[Excerpt from a dataset]
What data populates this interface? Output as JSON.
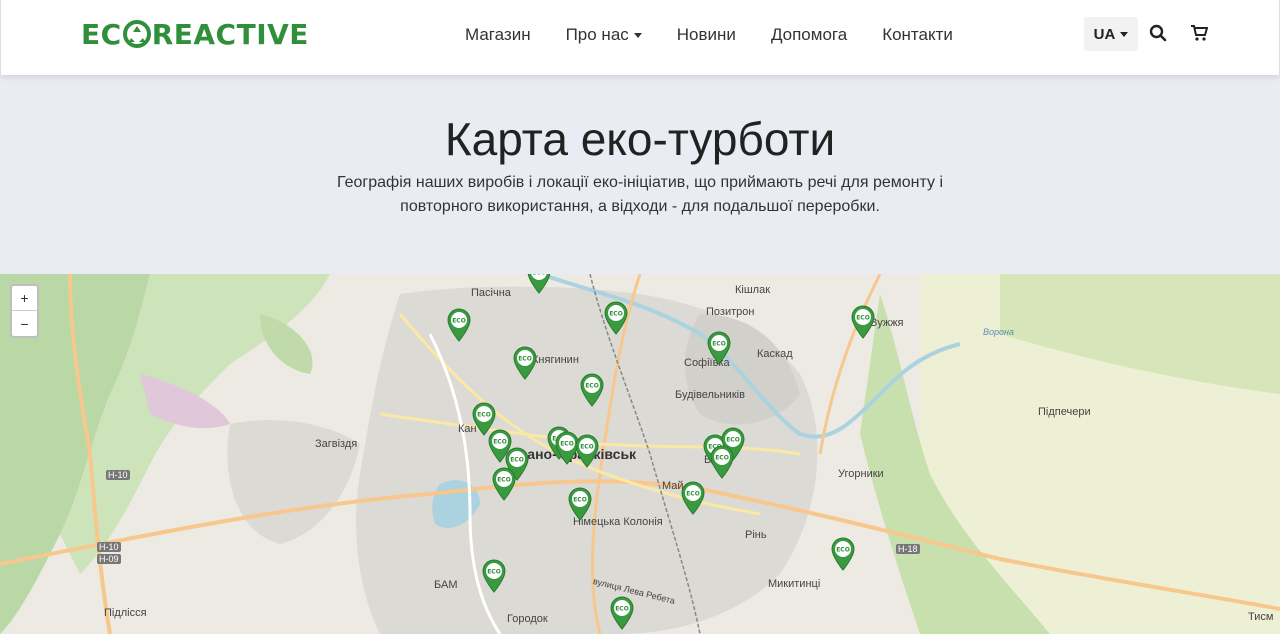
{
  "header": {
    "logo_text": "ECOREACTIVE",
    "brand_color": "#2f8f3a",
    "nav": [
      {
        "label": "Магазин",
        "dropdown": false
      },
      {
        "label": "Про нас",
        "dropdown": true
      },
      {
        "label": "Новини",
        "dropdown": false
      },
      {
        "label": "Допомога",
        "dropdown": false
      },
      {
        "label": "Контакти",
        "dropdown": false
      }
    ],
    "language": "UA",
    "icons": [
      "search-icon",
      "cart-icon"
    ]
  },
  "hero": {
    "title": "Карта еко-турботи",
    "subtitle": "Географія наших виробів і локації еко-ініціатив, що приймають речі для ремонту і повторного використання, а відходи - для подальшої переробки."
  },
  "map": {
    "zoom_in": "+",
    "zoom_out": "−",
    "marker_text": "ECO",
    "places": {
      "pasichna": "Пасічна",
      "knyahynyn": "Княгинин",
      "kishlak": "Кішлак",
      "pozytron": "Позитрон",
      "kaskad": "Каскад",
      "sofiivka": "Софіївка",
      "budivelnykiv": "Будівельників",
      "uzhzhya": "Вужжя",
      "pidpechery": "Підпечери",
      "zahvizdya": "Загвіздя",
      "kaniv": "Кан",
      "city": "Івано-Франківськ",
      "mai": "Май",
      "b": "Б",
      "uhornyky": "Угорники",
      "nimetska": "Німецька Колонія",
      "rin": "Рінь",
      "mykytyntsi": "Микитинці",
      "bam": "БАМ",
      "horodok": "Городок",
      "pidlissya": "Підлісся",
      "tysm": "Тисм",
      "levarebeta": "вулиця Лева Ребета",
      "vorona": "Ворона"
    },
    "roads": {
      "h10": "Н-10",
      "h10b": "Н-10",
      "h09": "Н-09",
      "h18": "Н-18"
    }
  }
}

▶ Task
Leave out every picture and copy the rest of the records exactly.

▶ Answer for this exercise
What data populates this interface? Output as JSON.
{
  "header": {
    "logo_text": "ECOREACTIVE",
    "brand_color": "#2f8f3a",
    "nav": [
      {
        "label": "Магазин",
        "dropdown": false
      },
      {
        "label": "Про нас",
        "dropdown": true
      },
      {
        "label": "Новини",
        "dropdown": false
      },
      {
        "label": "Допомога",
        "dropdown": false
      },
      {
        "label": "Контакти",
        "dropdown": false
      }
    ],
    "language": "UA",
    "icons": [
      "search-icon",
      "cart-icon"
    ]
  },
  "hero": {
    "title": "Карта еко-турботи",
    "subtitle": "Географія наших виробів і локації еко-ініціатив, що приймають речі для ремонту і повторного використання, а відходи - для подальшої переробки."
  },
  "map": {
    "zoom_in": "+",
    "zoom_out": "−",
    "marker_text": "ECO",
    "places": {
      "pasichna": "Пасічна",
      "knyahynyn": "Княгинин",
      "kishlak": "Кішлак",
      "pozytron": "Позитрон",
      "kaskad": "Каскад",
      "sofiivka": "Софіївка",
      "budivelnykiv": "Будівельників",
      "uzhzhya": "Вужжя",
      "pidpechery": "Підпечери",
      "zahvizdya": "Загвіздя",
      "kaniv": "Кан",
      "city": "Івано-Франківськ",
      "mai": "Май",
      "b": "Б",
      "uhornyky": "Угорники",
      "nimetska": "Німецька Колонія",
      "rin": "Рінь",
      "mykytyntsi": "Микитинці",
      "bam": "БАМ",
      "horodok": "Городок",
      "pidlissya": "Підлісся",
      "tysm": "Тисм",
      "levarebeta": "вулиця Лева Ребета",
      "vorona": "Ворона"
    },
    "roads": {
      "h10": "Н-10",
      "h10b": "Н-10",
      "h09": "Н-09",
      "h18": "Н-18"
    }
  }
}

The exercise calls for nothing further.